**Set task**
Each line containing the word "name" needs to be copied.

**Records supplied**
++++++++

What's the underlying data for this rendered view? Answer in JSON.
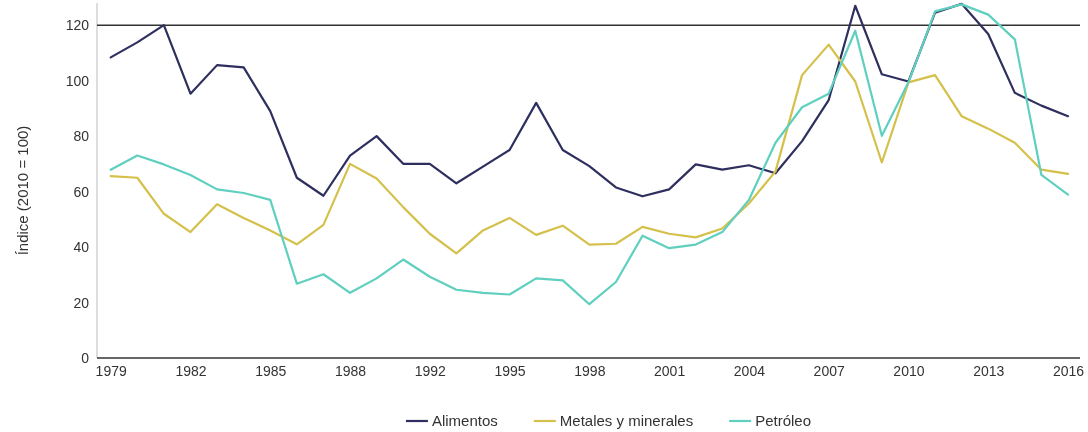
{
  "chart_data": {
    "type": "line",
    "ylabel": "Índice (2010 = 100)",
    "categories": [
      "1979",
      null,
      null,
      "1982",
      null,
      null,
      "1985",
      null,
      null,
      "1988",
      null,
      null,
      "1992",
      null,
      null,
      "1995",
      null,
      null,
      "1998",
      null,
      null,
      "2001",
      null,
      null,
      "2004",
      null,
      null,
      "2007",
      null,
      null,
      "2010",
      null,
      null,
      "2013",
      null,
      null,
      "2016"
    ],
    "series": [
      {
        "name": "Alimentos",
        "color": "#2e2f5e",
        "values": [
          108.4,
          113.8,
          120,
          95.3,
          105.6,
          104.8,
          89,
          65,
          58.5,
          73,
          80,
          70,
          70,
          63,
          69,
          75,
          92,
          75,
          69.2,
          61.5,
          58.3,
          60.8,
          69.8,
          67.9,
          69.5,
          66.6,
          78.2,
          93,
          127,
          102.3,
          99.7,
          124.5,
          127.7,
          116.8,
          95.6,
          91,
          87.2
        ]
      },
      {
        "name": "Metales y minerales",
        "color": "#d4c04a",
        "values": [
          65.6,
          65,
          52,
          45.4,
          55.4,
          50.5,
          46,
          41,
          48,
          70,
          64.7,
          54.4,
          44.8,
          37.7,
          46,
          50.5,
          44.4,
          47.7,
          40.9,
          41.2,
          47.3,
          44.8,
          43.5,
          46.7,
          55.7,
          67.3,
          102,
          113,
          99.7,
          70.5,
          99.4,
          102,
          87.2,
          82.7,
          77.6,
          67.9,
          66.4
        ]
      },
      {
        "name": "Petróleo",
        "color": "#5fcfbf",
        "values": [
          67.9,
          73,
          69.8,
          66,
          60.8,
          59.5,
          57,
          26.8,
          30.2,
          23.5,
          28.7,
          35.5,
          29.3,
          24.6,
          23.5,
          22.9,
          28.7,
          28,
          19.4,
          27.4,
          44.1,
          39.6,
          40.9,
          45.4,
          57,
          77.6,
          90.4,
          95.3,
          118,
          80.1,
          99.4,
          125,
          127.5,
          123.8,
          114.9,
          66,
          58.9
        ]
      }
    ],
    "ylim": [
      0,
      128
    ],
    "yticks": [
      0,
      20,
      40,
      60,
      80,
      100,
      120
    ],
    "ref_lines": [
      {
        "axis": "y",
        "value": 120,
        "color": "#333333"
      }
    ],
    "grid": false,
    "legend": "bottom",
    "marker": "none",
    "line_style": "solid"
  }
}
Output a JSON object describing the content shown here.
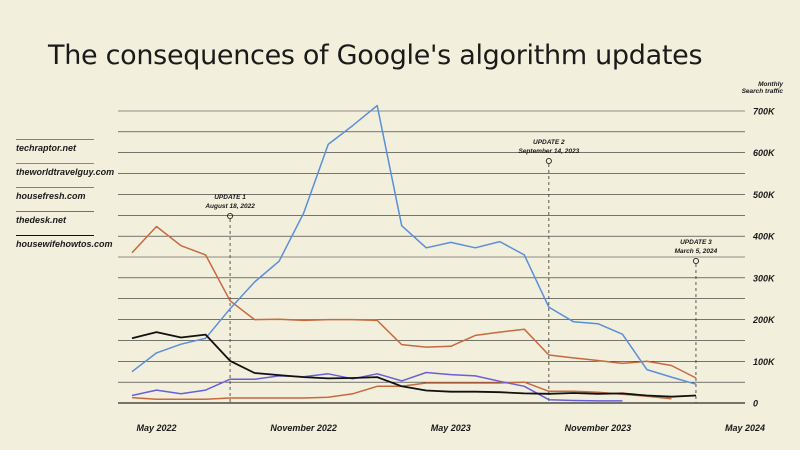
{
  "title": "The consequences of Google's algorithm updates",
  "chart_data": {
    "type": "line",
    "title": "The consequences of Google's algorithm updates",
    "ylabel": "Monthly Search traffic",
    "ylim": [
      0,
      700000
    ],
    "yticks": [
      {
        "value": 0,
        "label": "0"
      },
      {
        "value": 100000,
        "label": "100K"
      },
      {
        "value": 200000,
        "label": "200K"
      },
      {
        "value": 300000,
        "label": "300K"
      },
      {
        "value": 400000,
        "label": "400K"
      },
      {
        "value": 500000,
        "label": "500K"
      },
      {
        "value": 600000,
        "label": "600K"
      },
      {
        "value": 700000,
        "label": "700K"
      }
    ],
    "x": [
      "2022-04",
      "2022-05",
      "2022-06",
      "2022-07",
      "2022-08",
      "2022-09",
      "2022-10",
      "2022-11",
      "2022-12",
      "2023-01",
      "2023-02",
      "2023-03",
      "2023-04",
      "2023-05",
      "2023-06",
      "2023-07",
      "2023-08",
      "2023-09",
      "2023-10",
      "2023-11",
      "2023-12",
      "2024-01",
      "2024-02",
      "2024-03",
      "2024-04",
      "2024-05"
    ],
    "xticks": [
      {
        "x": "2022-05",
        "label": "May 2022"
      },
      {
        "x": "2022-11",
        "label": "November 2022"
      },
      {
        "x": "2023-05",
        "label": "May 2023"
      },
      {
        "x": "2023-11",
        "label": "November 2023"
      },
      {
        "x": "2024-05",
        "label": "May 2024"
      }
    ],
    "series": [
      {
        "name": "techraptor.net",
        "color": "#c8693e",
        "values": [
          360000,
          423000,
          377000,
          355000,
          245000,
          200000,
          201000,
          198000,
          200000,
          200000,
          198000,
          140000,
          134000,
          136000,
          162000,
          170000,
          177000,
          115000,
          108000,
          102000,
          95000,
          100000,
          90000,
          60000,
          null,
          null
        ]
      },
      {
        "name": "theworldtravelguy.com",
        "color": "#5a8fd8",
        "values": [
          75000,
          120000,
          141000,
          155000,
          226000,
          290000,
          340000,
          455000,
          620000,
          665000,
          713000,
          425000,
          372000,
          385000,
          372000,
          387000,
          355000,
          230000,
          195000,
          190000,
          165000,
          80000,
          62000,
          45000,
          null,
          null
        ]
      },
      {
        "name": "housefresh.com",
        "color": "#c8693e",
        "values": [
          13000,
          9000,
          9000,
          9000,
          12000,
          12000,
          12000,
          12000,
          14000,
          22000,
          40000,
          40000,
          48000,
          48000,
          48000,
          48000,
          50000,
          28000,
          28000,
          26000,
          21000,
          16000,
          10000,
          null,
          null,
          null
        ]
      },
      {
        "name": "thedesk.net",
        "color": "#6a5fd8",
        "values": [
          18000,
          31000,
          22000,
          31000,
          57000,
          57000,
          65000,
          63000,
          70000,
          58000,
          70000,
          53000,
          73000,
          68000,
          65000,
          52000,
          40000,
          8000,
          6000,
          5000,
          5000,
          null,
          null,
          null,
          null,
          null
        ]
      },
      {
        "name": "housewifehowtos.com",
        "color": "#111111",
        "values": [
          155000,
          170000,
          157000,
          164000,
          101000,
          72000,
          67000,
          62000,
          59000,
          60000,
          62000,
          40000,
          30000,
          27000,
          27000,
          26000,
          23000,
          22000,
          24000,
          22000,
          23000,
          18000,
          15000,
          18000,
          null,
          null
        ]
      }
    ],
    "annotations": [
      {
        "title": "UPDATE 1",
        "subtitle": "August 18, 2022",
        "x": "2022-08"
      },
      {
        "title": "UPDATE 2",
        "subtitle": "September 14, 2023",
        "x": "2023-09"
      },
      {
        "title": "UPDATE 3",
        "subtitle": "March 5, 2024",
        "x": "2024-03"
      }
    ],
    "grid": true,
    "legend_position": "left"
  }
}
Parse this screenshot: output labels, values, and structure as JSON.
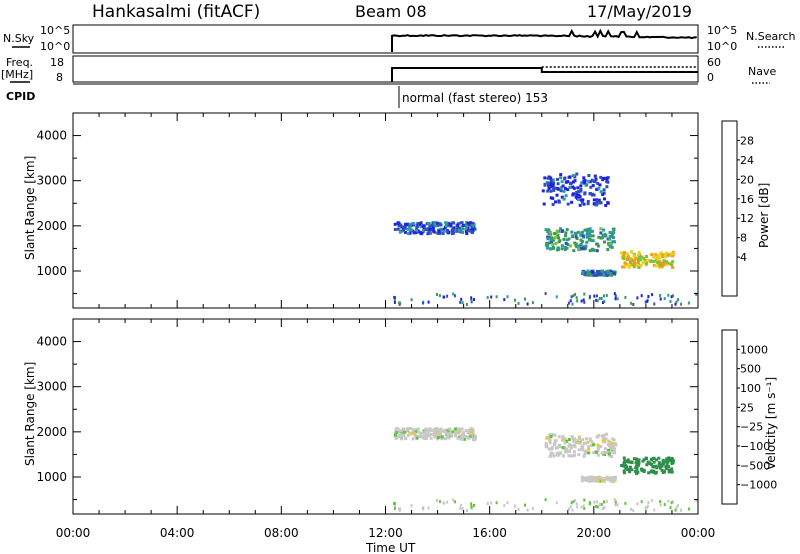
{
  "header": {
    "site": "Hankasalmi (fitACF)",
    "beam": "Beam 08",
    "date": "17/May/2019"
  },
  "strips": {
    "nsky_label": "N.Sky",
    "nsky_ticks": [
      "10^5",
      "10^0"
    ],
    "nsearch_label": "N.Search",
    "nsearch_ticks": [
      "10^5",
      "10^0"
    ],
    "freq_label": "Freq.",
    "freq_unit": "[MHz]",
    "freq_ticks": [
      "18",
      "8"
    ],
    "nave_label": "Nave",
    "nave_ticks": [
      "60",
      "0"
    ],
    "cpid_label": "CPID",
    "cpid_text": "normal (fast stereo) 153"
  },
  "x_axis": {
    "title": "Time UT",
    "ticks": [
      "00:00",
      "04:00",
      "08:00",
      "12:00",
      "16:00",
      "20:00",
      "00:00"
    ]
  },
  "colors": {
    "power": [
      "#1f1fe6",
      "#2e4fb8",
      "#2f9a9a",
      "#3a9a55",
      "#79c23a",
      "#e8d21e",
      "#f29a17",
      "#e8591a",
      "#e01d1d"
    ],
    "velocity": [
      "#e01010",
      "#ee5a12",
      "#f09b12",
      "#f2c820",
      "#c8c8c8",
      "#5cc43a",
      "#2f8f4a",
      "#2e52b0",
      "#1e3dc0"
    ]
  },
  "chart_data": [
    {
      "type": "heatmap",
      "title": "Power",
      "ylabel": "Slant Range [km]",
      "xlabel": "Time UT",
      "xlim": [
        0,
        24
      ],
      "ylim": [
        180,
        4500
      ],
      "yticks": [
        "4000",
        "3000",
        "2000",
        "1000"
      ],
      "colorbar": {
        "label": "Power [dB]",
        "ticks": [
          "28",
          "24",
          "20",
          "16",
          "12",
          "8",
          "4"
        ],
        "range": [
          0,
          32
        ]
      },
      "echo_regions": [
        {
          "t_start": 12.3,
          "t_end": 15.4,
          "range_center_km": 1950,
          "range_width_km": 250,
          "value": 6
        },
        {
          "t_start": 18.1,
          "t_end": 20.8,
          "range_center_km": 1700,
          "range_width_km": 500,
          "value": 12
        },
        {
          "t_start": 21.0,
          "t_end": 23.0,
          "range_center_km": 1250,
          "range_width_km": 350,
          "value": 22
        },
        {
          "t_start": 19.5,
          "t_end": 20.8,
          "range_center_km": 950,
          "range_width_km": 100,
          "value": 8
        },
        {
          "t_start": 18.0,
          "t_end": 20.5,
          "range_center_km": 2800,
          "range_width_km": 700,
          "value": 4
        }
      ]
    },
    {
      "type": "heatmap",
      "title": "Velocity",
      "ylabel": "Slant Range [km]",
      "xlabel": "Time UT",
      "xlim": [
        0,
        24
      ],
      "ylim": [
        180,
        4500
      ],
      "yticks": [
        "4000",
        "3000",
        "2000",
        "1000"
      ],
      "colorbar": {
        "label": "Velocity [m s⁻¹]",
        "ticks": [
          "1000",
          "500",
          "100",
          "25",
          "−25",
          "−100",
          "−500",
          "−1000"
        ]
      },
      "echo_regions": [
        {
          "t_start": 12.3,
          "t_end": 15.4,
          "range_center_km": 1950,
          "range_width_km": 250,
          "value": 0
        },
        {
          "t_start": 18.1,
          "t_end": 20.8,
          "range_center_km": 1700,
          "range_width_km": 500,
          "value": 0
        },
        {
          "t_start": 21.0,
          "t_end": 23.0,
          "range_center_km": 1250,
          "range_width_km": 350,
          "value": 150
        },
        {
          "t_start": 19.5,
          "t_end": 20.8,
          "range_center_km": 950,
          "range_width_km": 100,
          "value": 0
        }
      ]
    }
  ]
}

++++++++

**Solution below**
        "name": "Alimentos",
        "name": "Metales y minerales",
        "name": "Petróleo",
        "name": "techraptor.net",
        "name": "theworldtravelguy.com",
        "name": "housefresh.com",
        "name": "thedesk.net",
        "name": "housewifehowtos.com",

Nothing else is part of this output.